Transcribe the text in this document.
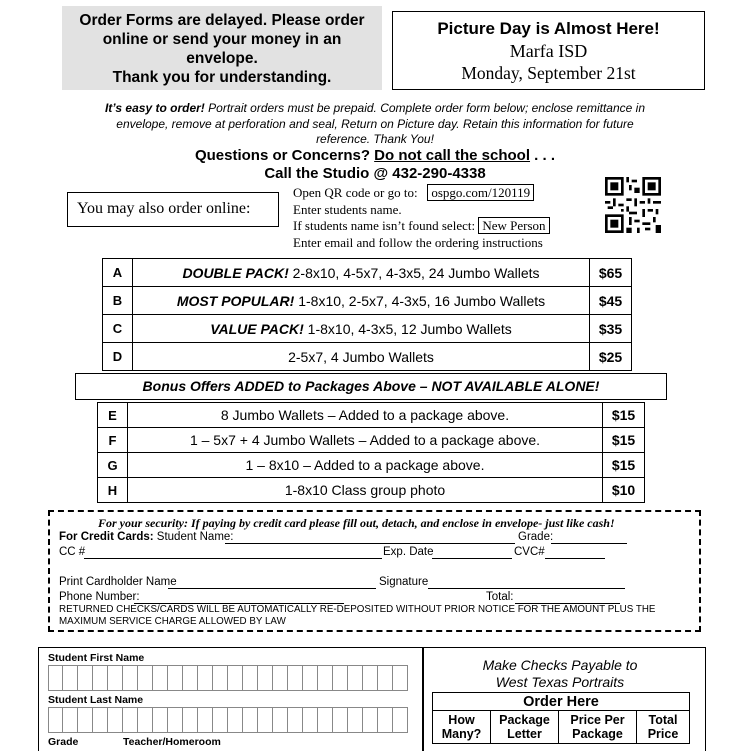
Order Forms are delayed. Please order
online or send your money in an
envelope.
Thank you for understanding.
Picture Day is Almost Here!
Marfa ISD
Monday, September 21st
It’s easy to order! Portrait orders must be prepaid. Complete order form below; enclose remittance in envelope, remove at perforation and seal, Return on Picture day. Retain this information for future reference. Thank You!
Questions or Concerns? Do not call the school . . .
Call the Studio @ 432-290-4338
You may also order online:
Open QR code or go to: ospgo.com/120119
Enter students name.
If students name isn’t found select: New Person
Enter email and follow the ordering instructions
A	DOUBLE PACK! 2-8x10, 4-5x7, 4-3x5, 24 Jumbo Wallets	$65
B	MOST POPULAR! 1-8x10, 2-5x7, 4-3x5, 16 Jumbo Wallets	$45
C	VALUE PACK! 1-8x10, 4-3x5, 12 Jumbo Wallets	$35
D	2-5x7, 4 Jumbo Wallets	$25
Bonus Offers ADDED to Packages Above – NOT AVAILABLE ALONE!
E	8 Jumbo Wallets – Added to a package above.	$15
F	1 – 5x7 + 4 Jumbo Wallets – Added to a package above.	$15
G	1 – 8x10 – Added to a package above.	$15
H	1-8x10 Class group photo	$10
For your security: If paying by credit card please fill out, detach, and enclose in envelope- just like cash!
For Credit Cards: Student Name:	Grade:
CC #	Exp. Date	CVC#
Print Cardholder Name	Signature
Phone Number:	Total:
RETURNED CHECKS/CARDS WILL BE AUTOMATICALLY RE-DEPOSITED WITHOUT PRIOR NOTICE FOR THE AMOUNT PLUS THE MAXIMUM SERVICE CHARGE ALLOWED BY LAW
Student First Name
Student Last Name
Grade	Teacher/Homeroom
Make Checks Payable to
West Texas Portraits
Order Here
How Many?	Package Letter	Price Per Package	Total Price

■ Set task:
Reproduce the full material exactly, excluding the pictures.

■ Task solution:
Transcribe the text in this document.
Order Forms are delayed. Please order
online or send your money in an
envelope.
Thank you for understanding.
Picture Day is Almost Here!
Marfa ISD
Monday, September 21st
It’s easy to order! Portrait orders must be prepaid. Complete order form below; enclose remittance in envelope, remove at perforation and seal, Return on Picture day. Retain this information for future reference. Thank You!
Questions or Concerns? Do not call the school . . .
Call the Studio @ 432-290-4338
You may also order online:
Open QR code or go to: ospgo.com/120119
Enter students name.
If students name isn’t found select: New Person
Enter email and follow the ordering instructions
A	DOUBLE PACK! 2-8x10, 4-5x7, 4-3x5, 24 Jumbo Wallets	$65
B	MOST POPULAR! 1-8x10, 2-5x7, 4-3x5, 16 Jumbo Wallets	$45
C	VALUE PACK! 1-8x10, 4-3x5, 12 Jumbo Wallets	$35
D	2-5x7, 4 Jumbo Wallets	$25
Bonus Offers ADDED to Packages Above – NOT AVAILABLE ALONE!
E	8 Jumbo Wallets – Added to a package above.	$15
F	1 – 5x7 + 4 Jumbo Wallets – Added to a package above.	$15
G	1 – 8x10 – Added to a package above.	$15
H	1-8x10 Class group photo	$10
For your security: If paying by credit card please fill out, detach, and enclose in envelope- just like cash!
For Credit Cards: Student Name:	Grade:
CC #	Exp. Date	CVC#
Print Cardholder Name	Signature
Phone Number:	Total:
RETURNED CHECKS/CARDS WILL BE AUTOMATICALLY RE-DEPOSITED WITHOUT PRIOR NOTICE FOR THE AMOUNT PLUS THE MAXIMUM SERVICE CHARGE ALLOWED BY LAW
Student First Name
Student Last Name
Grade	Teacher/Homeroom
Make Checks Payable to
West Texas Portraits
Order Here
How Many?	Package Letter	Price Per Package	Total Price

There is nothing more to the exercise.